--- START Document ---

01 November 2019

Back from the Dead (Halloween Hater)

Like a zombie from the crypt, this blog--dead or undead--has new life breathed back into it. It's part of my efforts to get back to writing more frequently. So how should I start it off? With a little personal narrative ramble, of course.


For the record, Halloween has never been my favorite holiday…even as a kid. I didn’t really get into jump scares or monsters. Truthfully, on the whole, the horror/slasher genre of lit and film bores me. Suspense, I like, but for me, horror involves no real fright—just frustration and consternation at how demented people invent such stories. The gross-out factor didn’t even make me gag (much). And yes, I tried haunted houses and corn mazes as a teen and as an adult, but they didn’t do anything for me either. Maybe I’m concerned that people actually enjoy these “scary” things. To me they aren’t scary, just lame.
Dressing up in a costume never did anything for me either. I simply don’t enjoy it much. Sure, I dressed up as the obligatory superhero or clown or vampire (I believe those were the only personas I donned for trick-or-treating or class parties.), but I didn’t really get into it. Too much work for so little return.
                The only payoff for me was the candy. And I only ransacked the neighborhood until I was ten. My parents had a rule that trick-or-treating was done after you turned twelve. I ended early, opting at age eleven to drag my younger siblings around, and by the time I hit twelve, I opted to stay home to answer the door and sugar-load the roaming hordes of diaper-sagging Supermen, pillowcase-toting Princess Leias, and demons nearing diabetic comas.

--- END Document ---
--- START Exercise data ---

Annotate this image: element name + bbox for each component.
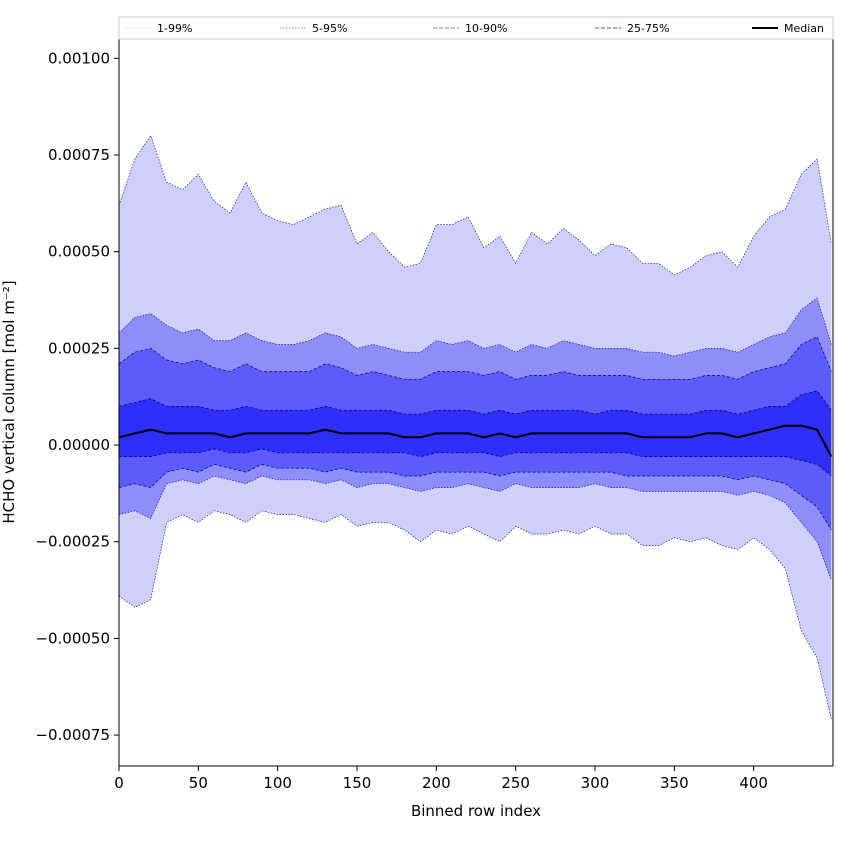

--- END Exercise data ---
--- START Exercise data ---

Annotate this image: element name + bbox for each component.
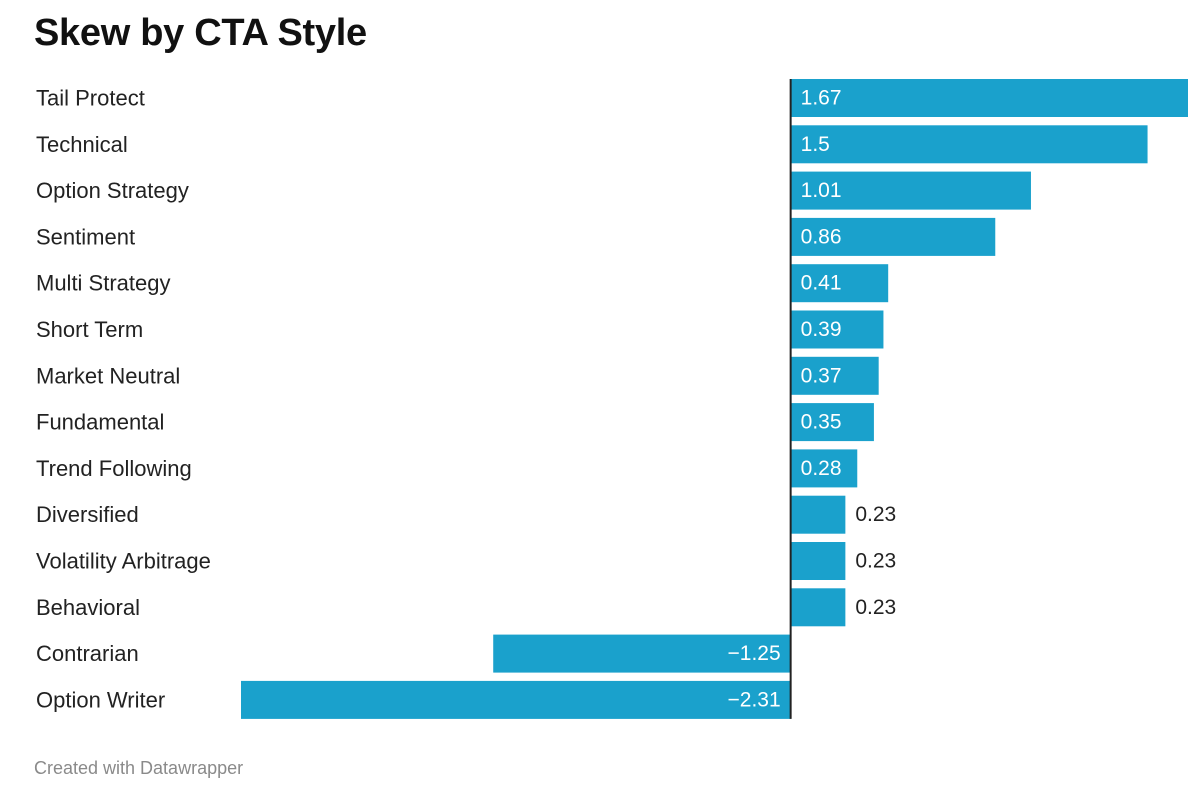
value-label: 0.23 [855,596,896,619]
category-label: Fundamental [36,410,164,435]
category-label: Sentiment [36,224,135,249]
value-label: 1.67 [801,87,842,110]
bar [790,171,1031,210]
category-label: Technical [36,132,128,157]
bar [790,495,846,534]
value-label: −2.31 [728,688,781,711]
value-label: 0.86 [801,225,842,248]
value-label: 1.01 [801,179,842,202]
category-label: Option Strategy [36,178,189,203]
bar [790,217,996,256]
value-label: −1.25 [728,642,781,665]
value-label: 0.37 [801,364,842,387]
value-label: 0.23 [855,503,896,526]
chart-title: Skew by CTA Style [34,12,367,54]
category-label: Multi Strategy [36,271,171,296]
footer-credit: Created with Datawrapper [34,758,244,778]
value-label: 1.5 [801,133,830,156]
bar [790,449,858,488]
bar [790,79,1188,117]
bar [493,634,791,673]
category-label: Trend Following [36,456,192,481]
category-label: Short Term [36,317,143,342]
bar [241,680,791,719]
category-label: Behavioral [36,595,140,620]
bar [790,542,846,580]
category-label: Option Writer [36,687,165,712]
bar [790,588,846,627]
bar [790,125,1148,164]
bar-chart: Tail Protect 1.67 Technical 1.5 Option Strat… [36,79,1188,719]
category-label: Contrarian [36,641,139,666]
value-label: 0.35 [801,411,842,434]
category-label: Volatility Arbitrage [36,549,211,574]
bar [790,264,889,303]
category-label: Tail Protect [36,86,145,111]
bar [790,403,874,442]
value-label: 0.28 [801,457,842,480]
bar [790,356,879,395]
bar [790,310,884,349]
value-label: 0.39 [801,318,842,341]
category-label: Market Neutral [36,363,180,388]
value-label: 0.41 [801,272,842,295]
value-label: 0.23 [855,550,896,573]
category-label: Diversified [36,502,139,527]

--- END Exercise data ---

Task list:
a) Copy the blog post from "Like a zombie" to "scary, just lame." word for word.
b) List every line of the entries that contains the word "chart".
The entries are unrelated to the blog post.

Answers for this exercise:
a)
Like a zombie from the crypt, this blog--dead or undead--has new life breathed back into it. It's part of my efforts to get back to writing more frequently. So how should I start it off? With a little personal narrative ramble, of course.


For the record, Halloween has never been my favorite holiday…even as a kid. I didn’t really get into jump scares or monsters. Truthfully, on the whole, the horror/slasher genre of lit and film bores me. Suspense, I like, but for me, horror involves no real fright—just frustration and consternation at how demented people invent such stories. The gross-out factor didn’t even make me gag (much). And yes, I tried haunted houses and corn mazes as a teen and as an adult, but they didn’t do anything for me either. Maybe I’m concerned that people actually enjoy these “scary” things. To me they aren’t scary, just lame.

b)
chart-title: Skew by CTA Style [34,12,367,54]
bar-chart: Tail Protect 1.67 Technical 1.5 Option Strat… [36,79,1188,719]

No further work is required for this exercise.